[BEGIN]

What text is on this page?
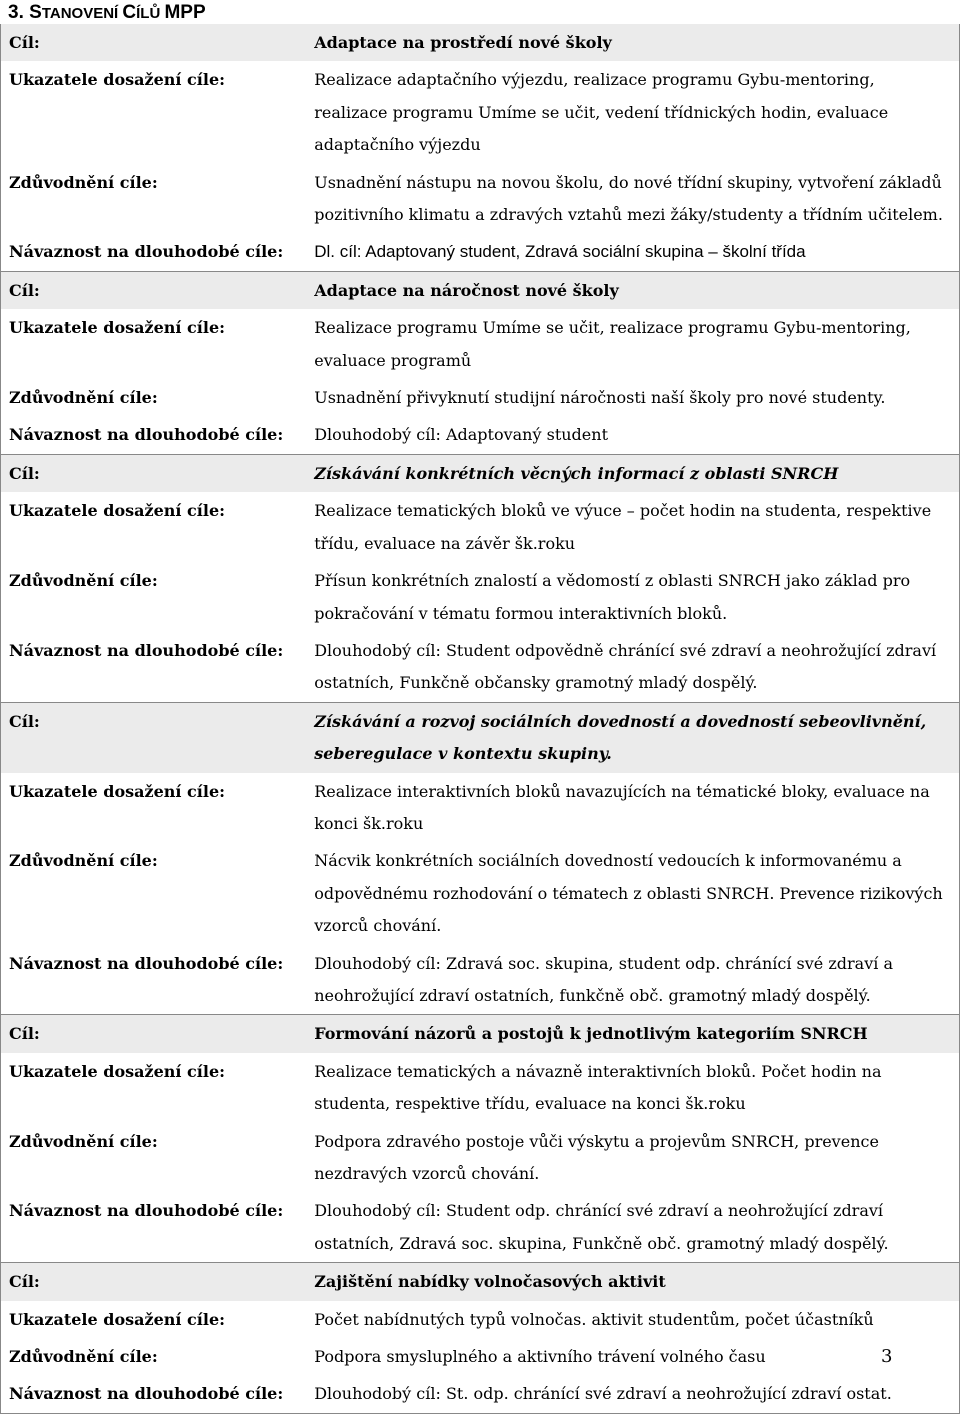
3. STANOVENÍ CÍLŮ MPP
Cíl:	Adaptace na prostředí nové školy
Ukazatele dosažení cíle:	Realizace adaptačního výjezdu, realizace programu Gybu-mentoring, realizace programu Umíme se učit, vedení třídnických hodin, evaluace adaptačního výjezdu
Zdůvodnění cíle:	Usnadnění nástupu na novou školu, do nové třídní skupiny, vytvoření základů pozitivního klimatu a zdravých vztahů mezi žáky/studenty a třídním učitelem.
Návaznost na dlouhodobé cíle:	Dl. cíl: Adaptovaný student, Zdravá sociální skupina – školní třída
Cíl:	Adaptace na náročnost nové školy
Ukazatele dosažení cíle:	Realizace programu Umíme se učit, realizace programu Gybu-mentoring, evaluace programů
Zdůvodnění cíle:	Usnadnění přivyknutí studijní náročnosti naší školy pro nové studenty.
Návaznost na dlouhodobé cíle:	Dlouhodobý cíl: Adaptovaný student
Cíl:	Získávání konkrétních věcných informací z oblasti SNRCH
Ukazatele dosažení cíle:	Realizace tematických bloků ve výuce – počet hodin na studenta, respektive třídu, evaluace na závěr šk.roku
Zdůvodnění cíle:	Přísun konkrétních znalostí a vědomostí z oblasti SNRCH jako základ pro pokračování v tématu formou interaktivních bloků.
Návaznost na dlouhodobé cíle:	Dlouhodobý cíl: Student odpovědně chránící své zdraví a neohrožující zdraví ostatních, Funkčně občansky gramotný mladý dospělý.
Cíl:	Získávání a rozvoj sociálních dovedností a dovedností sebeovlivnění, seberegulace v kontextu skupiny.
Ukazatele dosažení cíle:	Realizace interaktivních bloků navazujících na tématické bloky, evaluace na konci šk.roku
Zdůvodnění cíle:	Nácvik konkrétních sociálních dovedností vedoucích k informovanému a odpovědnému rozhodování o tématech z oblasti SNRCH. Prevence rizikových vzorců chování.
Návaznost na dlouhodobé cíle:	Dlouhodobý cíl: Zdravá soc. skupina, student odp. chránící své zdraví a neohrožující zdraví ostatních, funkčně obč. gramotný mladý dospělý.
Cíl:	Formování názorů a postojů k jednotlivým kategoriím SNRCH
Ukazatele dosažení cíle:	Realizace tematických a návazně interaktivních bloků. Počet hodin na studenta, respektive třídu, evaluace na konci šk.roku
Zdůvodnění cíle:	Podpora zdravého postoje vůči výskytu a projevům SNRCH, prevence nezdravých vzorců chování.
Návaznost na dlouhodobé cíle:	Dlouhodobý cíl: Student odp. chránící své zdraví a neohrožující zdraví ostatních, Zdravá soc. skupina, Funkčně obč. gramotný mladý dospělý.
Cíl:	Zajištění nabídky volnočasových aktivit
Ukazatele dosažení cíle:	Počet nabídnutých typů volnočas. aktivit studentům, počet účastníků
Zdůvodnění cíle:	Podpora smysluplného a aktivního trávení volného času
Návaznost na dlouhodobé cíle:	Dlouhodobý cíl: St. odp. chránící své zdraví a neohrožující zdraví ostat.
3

[END]

__AIM OF THE EXERCISE__: Repeat each record exactly, with the pictures left out.

__WRITTEN ANSWER__:
What text is on this page?
3. STANOVENÍ CÍLŮ MPP
Cíl:	Adaptace na prostředí nové školy
Ukazatele dosažení cíle:	Realizace adaptačního výjezdu, realizace programu Gybu-mentoring, realizace programu Umíme se učit, vedení třídnických hodin, evaluace adaptačního výjezdu
Zdůvodnění cíle:	Usnadnění nástupu na novou školu, do nové třídní skupiny, vytvoření základů pozitivního klimatu a zdravých vztahů mezi žáky/studenty a třídním učitelem.
Návaznost na dlouhodobé cíle:	Dl. cíl: Adaptovaný student, Zdravá sociální skupina – školní třída
Cíl:	Adaptace na náročnost nové školy
Ukazatele dosažení cíle:	Realizace programu Umíme se učit, realizace programu Gybu-mentoring, evaluace programů
Zdůvodnění cíle:	Usnadnění přivyknutí studijní náročnosti naší školy pro nové studenty.
Návaznost na dlouhodobé cíle:	Dlouhodobý cíl: Adaptovaný student
Cíl:	Získávání konkrétních věcných informací z oblasti SNRCH
Ukazatele dosažení cíle:	Realizace tematických bloků ve výuce – počet hodin na studenta, respektive třídu, evaluace na závěr šk.roku
Zdůvodnění cíle:	Přísun konkrétních znalostí a vědomostí z oblasti SNRCH jako základ pro pokračování v tématu formou interaktivních bloků.
Návaznost na dlouhodobé cíle:	Dlouhodobý cíl: Student odpovědně chránící své zdraví a neohrožující zdraví ostatních, Funkčně občansky gramotný mladý dospělý.
Cíl:	Získávání a rozvoj sociálních dovedností a dovedností sebeovlivnění, seberegulace v kontextu skupiny.
Ukazatele dosažení cíle:	Realizace interaktivních bloků navazujících na tématické bloky, evaluace na konci šk.roku
Zdůvodnění cíle:	Nácvik konkrétních sociálních dovedností vedoucích k informovanému a odpovědnému rozhodování o tématech z oblasti SNRCH. Prevence rizikových vzorců chování.
Návaznost na dlouhodobé cíle:	Dlouhodobý cíl: Zdravá soc. skupina, student odp. chránící své zdraví a neohrožující zdraví ostatních, funkčně obč. gramotný mladý dospělý.
Cíl:	Formování názorů a postojů k jednotlivým kategoriím SNRCH
Ukazatele dosažení cíle:	Realizace tematických a návazně interaktivních bloků. Počet hodin na studenta, respektive třídu, evaluace na konci šk.roku
Zdůvodnění cíle:	Podpora zdravého postoje vůči výskytu a projevům SNRCH, prevence nezdravých vzorců chování.
Návaznost na dlouhodobé cíle:	Dlouhodobý cíl: Student odp. chránící své zdraví a neohrožující zdraví ostatních, Zdravá soc. skupina, Funkčně obč. gramotný mladý dospělý.
Cíl:	Zajištění nabídky volnočasových aktivit
Ukazatele dosažení cíle:	Počet nabídnutých typů volnočas. aktivit studentům, počet účastníků
Zdůvodnění cíle:	Podpora smysluplného a aktivního trávení volného času
Návaznost na dlouhodobé cíle:	Dlouhodobý cíl: St. odp. chránící své zdraví a neohrožující zdraví ostat.
3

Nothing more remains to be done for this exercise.